▶ **What is needed**: Put the lines from the one containing "- sector-speed: (274" through the one containing "- sector-label: S3:: [586, 741, 650, 787]", inclusive, into a numbered list, leaving out any blank lines.
=== Records shown ===
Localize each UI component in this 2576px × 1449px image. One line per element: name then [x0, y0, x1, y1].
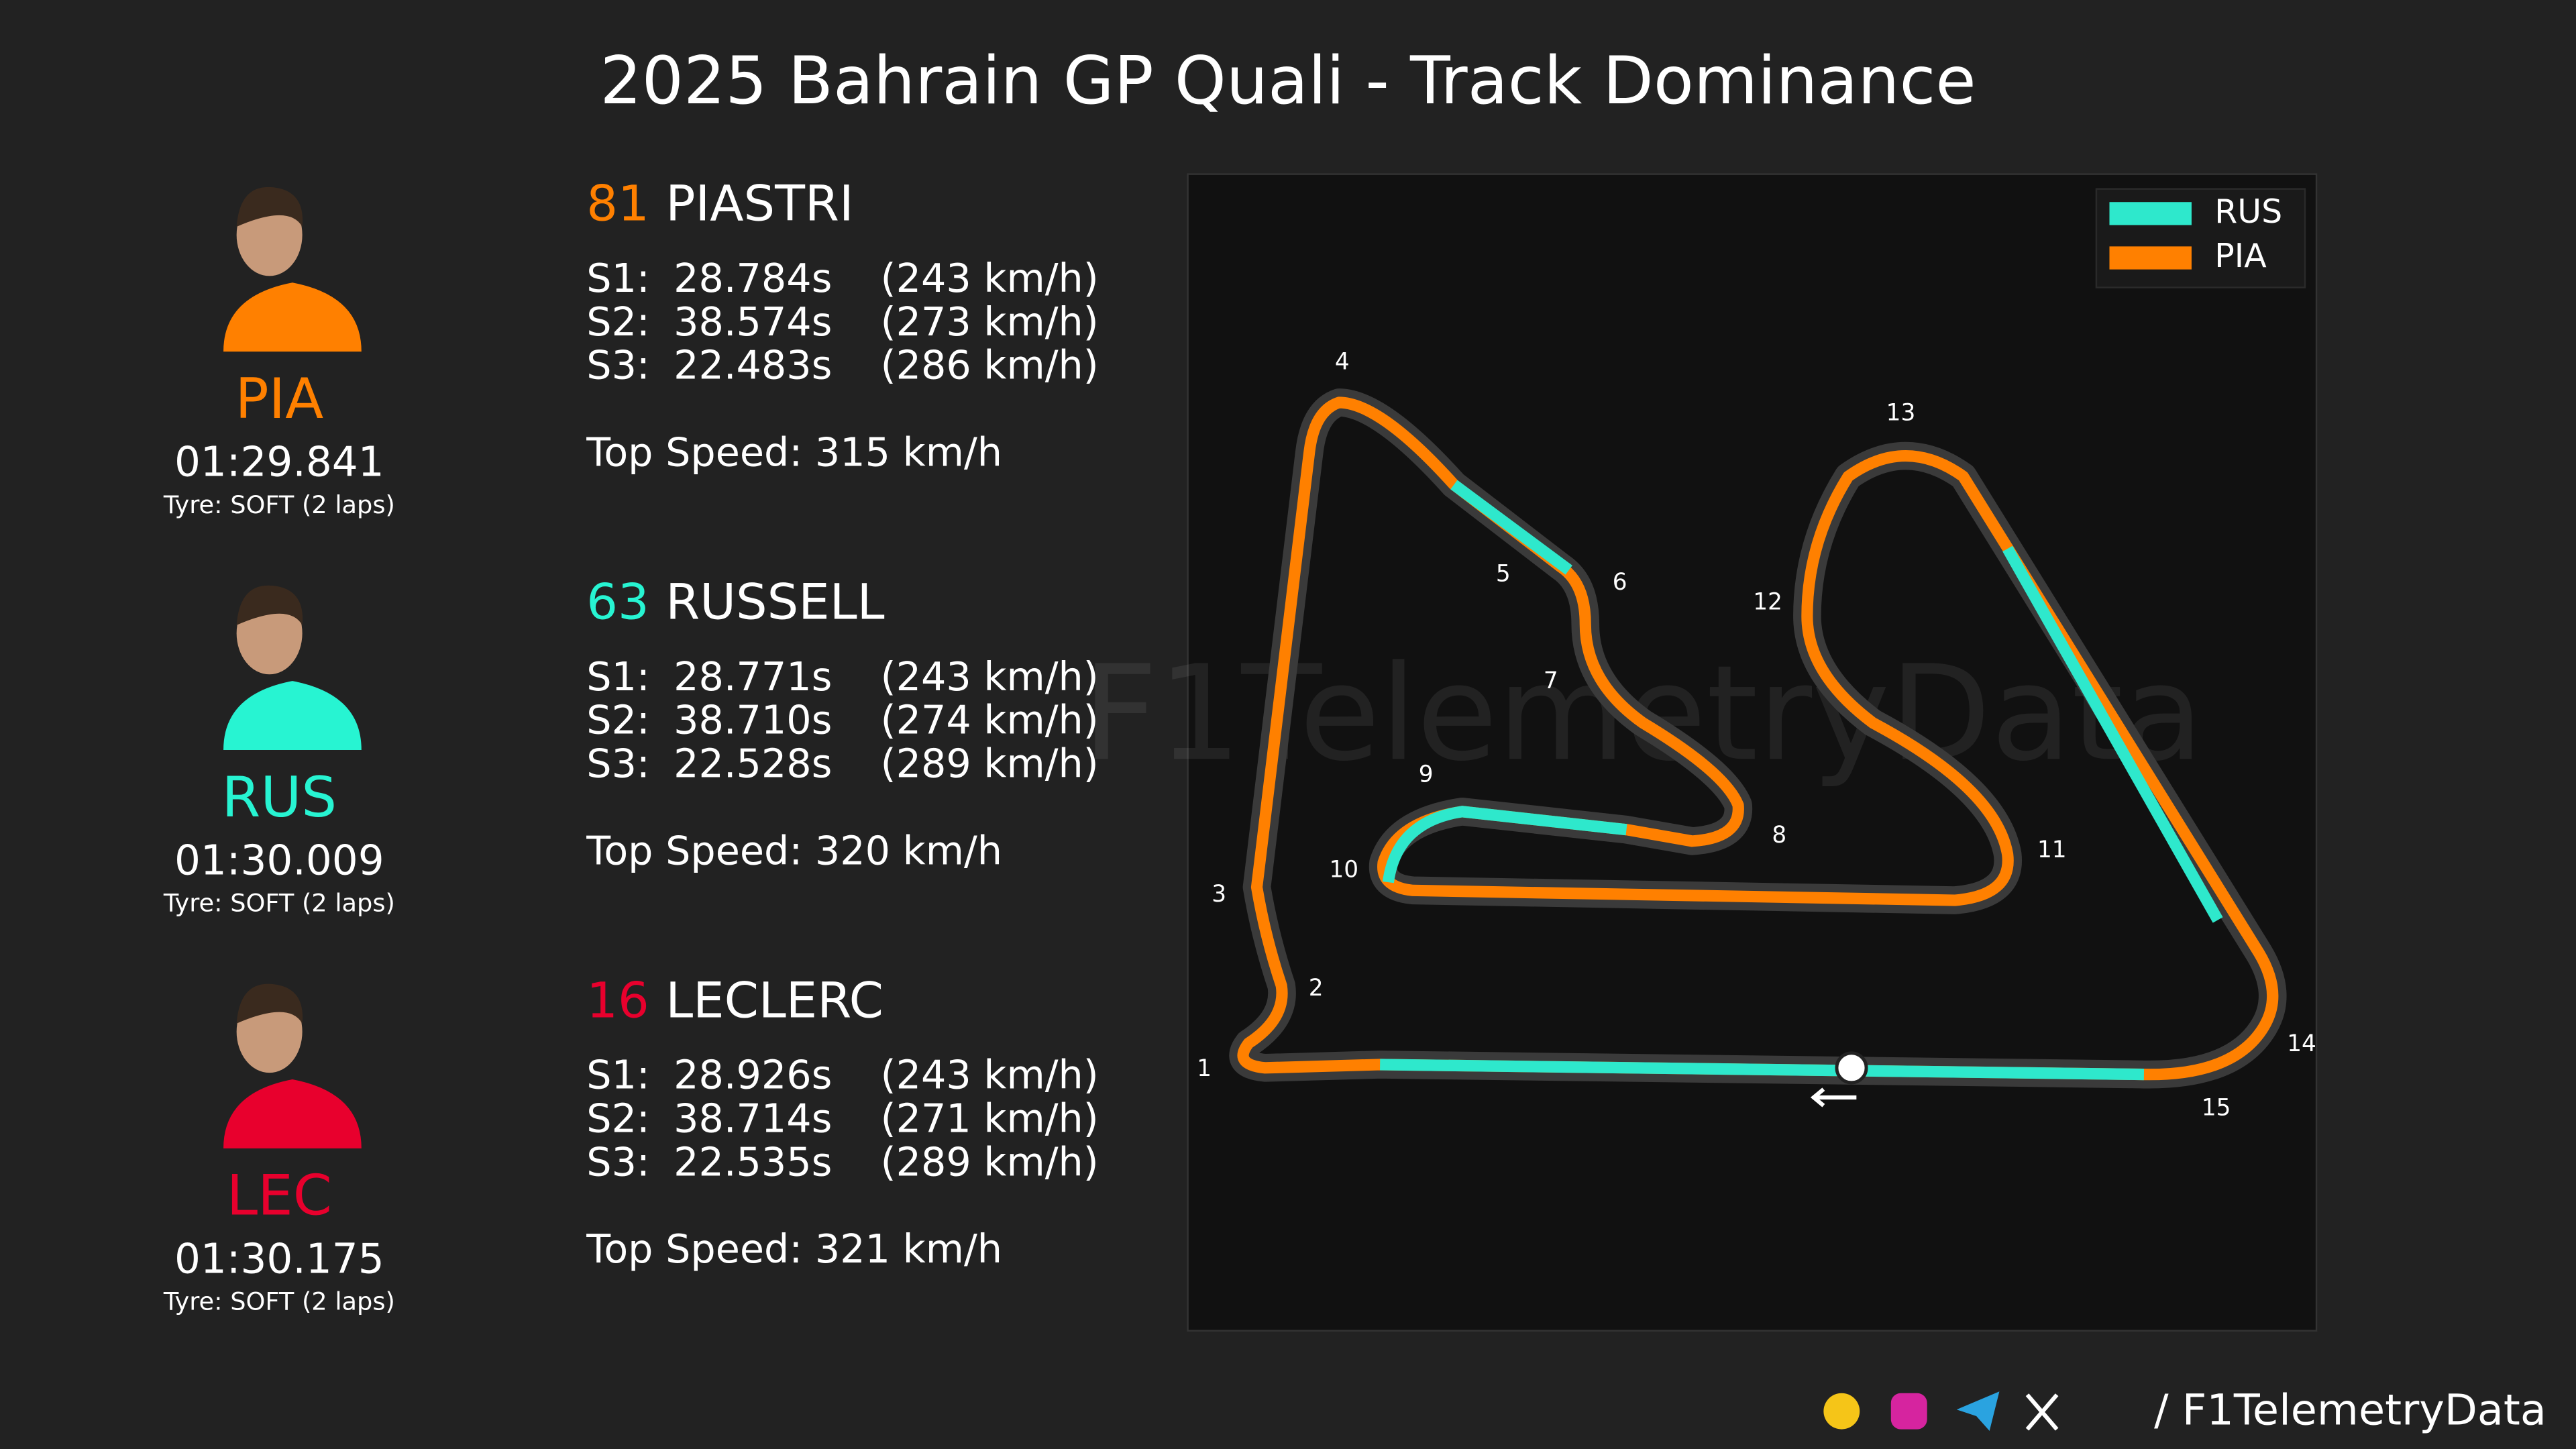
- sector-speed: (274 km/h): [881, 697, 1099, 743]
- driver-card: PIA 01:29.841 Tyre: SOFT (2 laps) 81 PIASTRI…: [163, 176, 1099, 519]
- corner-label: 4: [1335, 349, 1350, 376]
- footer-handle: / F1TelemetryData: [2154, 1386, 2546, 1436]
- sector-speed: (243 km/h): [881, 1052, 1099, 1098]
- driver-code: PIA: [235, 366, 323, 431]
- sector-time: 38.574s: [674, 299, 832, 345]
- corner-label: 3: [1212, 881, 1226, 908]
- driver-code: RUS: [222, 765, 337, 830]
- corner-label: 5: [1496, 561, 1511, 588]
- sector-speed: (289 km/h): [881, 1138, 1099, 1185]
- driver-heading: 63 RUSSELL: [586, 574, 884, 631]
- sector-label: S2:: [586, 697, 650, 743]
- driver-number: 16: [586, 972, 649, 1029]
- driver-photo-hair: [236, 983, 303, 1024]
- corner-label: 7: [1544, 667, 1558, 694]
- legend-label: RUS: [2214, 193, 2282, 231]
- tyre-info: Tyre: SOFT (2 laps): [163, 889, 395, 918]
- corner-label: 11: [2037, 837, 2067, 863]
- sector-time: 38.714s: [674, 1095, 832, 1142]
- lap-time: 01:30.175: [174, 1235, 384, 1283]
- sector-speed: (243 km/h): [881, 255, 1099, 301]
- driver-card: LEC 01:30.175 Tyre: SOFT (2 laps) 16 LECLERC…: [163, 972, 1099, 1316]
- corner-label: 8: [1772, 822, 1786, 849]
- sector-label: S2:: [586, 1095, 650, 1142]
- sector-time: 22.535s: [674, 1138, 832, 1185]
- legend-swatch: [2109, 202, 2192, 225]
- driver-photo-hair: [236, 585, 303, 625]
- sector-speed: (289 km/h): [881, 741, 1099, 787]
- corner-label: 9: [1419, 761, 1434, 788]
- driver-heading: 16 LECLERC: [586, 972, 883, 1029]
- sector-time: 22.483s: [674, 342, 832, 388]
- driver-name: LECLERC: [665, 972, 883, 1029]
- driver-card: RUS 01:30.009 Tyre: SOFT (2 laps) 63 RUSSELL…: [163, 574, 1099, 917]
- driver-heading: 81 PIASTRI: [586, 176, 853, 233]
- sector-label: S3:: [586, 741, 650, 787]
- legend-label: PIA: [2214, 237, 2267, 275]
- icon-coffee: [1823, 1393, 1860, 1430]
- corner-label: 1: [1197, 1055, 1212, 1082]
- sector-speed: (286 km/h): [881, 342, 1099, 388]
- sector-label: S1:: [586, 255, 650, 301]
- sector-label: S3:: [586, 1138, 650, 1185]
- driver-number: 81: [586, 176, 649, 233]
- start-marker: [1835, 1051, 1868, 1085]
- legend: RUS PIA: [2095, 188, 2306, 288]
- sector-time: 28.926s: [674, 1052, 832, 1098]
- corner-label: 10: [1329, 856, 1358, 883]
- sector-label: S3:: [586, 342, 650, 388]
- rus-segments: [1380, 480, 2223, 1081]
- driver-photo-body: [223, 681, 362, 750]
- direction-arrow: [1810, 1087, 1857, 1108]
- corner-label: 15: [2202, 1095, 2231, 1122]
- icon-telegram: [1956, 1391, 2000, 1432]
- corner-label: 13: [1886, 400, 1916, 427]
- sector-time: 28.771s: [674, 653, 832, 700]
- track-rus: [2002, 545, 2223, 923]
- top-speed: Top Speed: 321 km/h: [586, 1226, 1002, 1272]
- sector-label: S1:: [586, 1052, 650, 1098]
- sector-label: S1:: [586, 653, 650, 700]
- sector-label: S2:: [586, 299, 650, 345]
- driver-photo-hair: [236, 186, 303, 227]
- driver-number: 63: [586, 574, 649, 631]
- top-speed: Top Speed: 320 km/h: [586, 827, 1002, 873]
- corner-label: 14: [2287, 1030, 2316, 1057]
- tyre-info: Tyre: SOFT (2 laps): [163, 490, 395, 519]
- track-rus: [1380, 1059, 2145, 1081]
- tyre-info: Tyre: SOFT (2 laps): [163, 1287, 395, 1316]
- corner-label: 2: [1309, 975, 1324, 1002]
- sector-time: 22.528s: [674, 741, 832, 787]
- icon-x: [2025, 1393, 2059, 1431]
- top-speed: Top Speed: 315 km/h: [586, 429, 1002, 475]
- corner-label: 12: [1753, 588, 1782, 615]
- sector-time: 28.784s: [674, 255, 832, 301]
- sector-time: 38.710s: [674, 697, 832, 743]
- driver-name: RUSSELL: [665, 574, 884, 631]
- driver-photo-body: [223, 282, 362, 352]
- sector-speed: (271 km/h): [881, 1095, 1099, 1142]
- footer: / F1TelemetryData: [1823, 1386, 2546, 1436]
- track-rus: [1450, 480, 1572, 575]
- sector-speed: (273 km/h): [881, 299, 1099, 345]
- title: 2025 Bahrain GP Quali - Track Dominance: [600, 43, 1976, 119]
- driver-photo-body: [223, 1079, 362, 1148]
- sector-speed: (243 km/h): [881, 653, 1099, 700]
- track-rus: [1382, 806, 1627, 883]
- track: [1229, 388, 2287, 1108]
- drivers: PIA 01:29.841 Tyre: SOFT (2 laps) 81 PIASTRI…: [163, 176, 1099, 1316]
- legend-swatch: [2109, 246, 2192, 270]
- icon-instagram: [1890, 1393, 1927, 1430]
- driver-code: LEC: [227, 1163, 332, 1228]
- lap-time: 01:29.841: [174, 439, 384, 486]
- lap-time: 01:30.009: [174, 837, 384, 885]
- corner-label: 6: [1613, 569, 1627, 596]
- driver-name: PIASTRI: [665, 176, 853, 233]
===
▶ **Completed task**:
1. - sector-speed: (274 km/h): [881, 697, 1099, 743]
2. - driver-card: PIA 01:29.841 Tyre: SOFT (2 laps) 81 PIASTRI…: [163, 176, 1099, 519]
3. - corner-label: 4: [1335, 349, 1350, 376]
4. - footer-handle: / F1TelemetryData: [2154, 1386, 2546, 1436]
5. - sector-speed: (243 km/h): [881, 1052, 1099, 1098]
6. - driver-code: PIA: [235, 366, 323, 431]
7. - sector-time: 38.574s: [674, 299, 832, 345]
8. - corner-label: 3: [1212, 881, 1226, 908]
9. - driver-code: RUS: [222, 765, 337, 830]
10. - corner-label: 5: [1496, 561, 1511, 588]
11. - sector-speed: (289 km/h): [881, 1138, 1099, 1185]
12. - driver-heading: 63 RUSSELL: [586, 574, 884, 631]
13. - sector-label: S2:: [586, 697, 650, 743]
14. - driver-number: 16: [586, 972, 649, 1029]
15. - driver-photo-hair: [236, 983, 303, 1024]
16. - corner-label: 7: [1544, 667, 1558, 694]
17. - legend-label: RUS: [2214, 193, 2282, 231]
18. - tyre-info: Tyre: SOFT (2 laps): [163, 889, 395, 918]
19. - corner-label: 11: [2037, 837, 2067, 863]
20. - sector-time: 38.714s: [674, 1095, 832, 1142]
21. - lap-time: 01:30.175: [174, 1235, 384, 1283]
22. - sector-speed: (243 km/h): [881, 255, 1099, 301]
23. - driver-card: LEC 01:30.175 Tyre: SOFT (2 laps) 16 LECLERC…: [163, 972, 1099, 1316]
24. - corner-label: 8: [1772, 822, 1786, 849]
25. - sector-label: S2:: [586, 1095, 650, 1142]
26. - sector-time: 22.535s: [674, 1138, 832, 1185]
27. - legend-swatch: [2109, 202, 2192, 225]
28. - driver-photo-hair: [236, 585, 303, 625]
29. - sector-speed: (289 km/h): [881, 741, 1099, 787]
30. - corner-label: 9: [1419, 761, 1434, 788]
31. - driver-heading: 16 LECLERC: [586, 972, 883, 1029]
32. - sector-time: 22.483s: [674, 342, 832, 388]
33. - driver-name: LECLERC: [665, 972, 883, 1029]
34. - driver-card: RUS 01:30.009 Tyre: SOFT (2 laps) 63 RUSSELL…: [163, 574, 1099, 917]
35. - driver-heading: 81 PIASTRI: [586, 176, 853, 233]
36. - sector-label: S3:: [586, 741, 650, 787]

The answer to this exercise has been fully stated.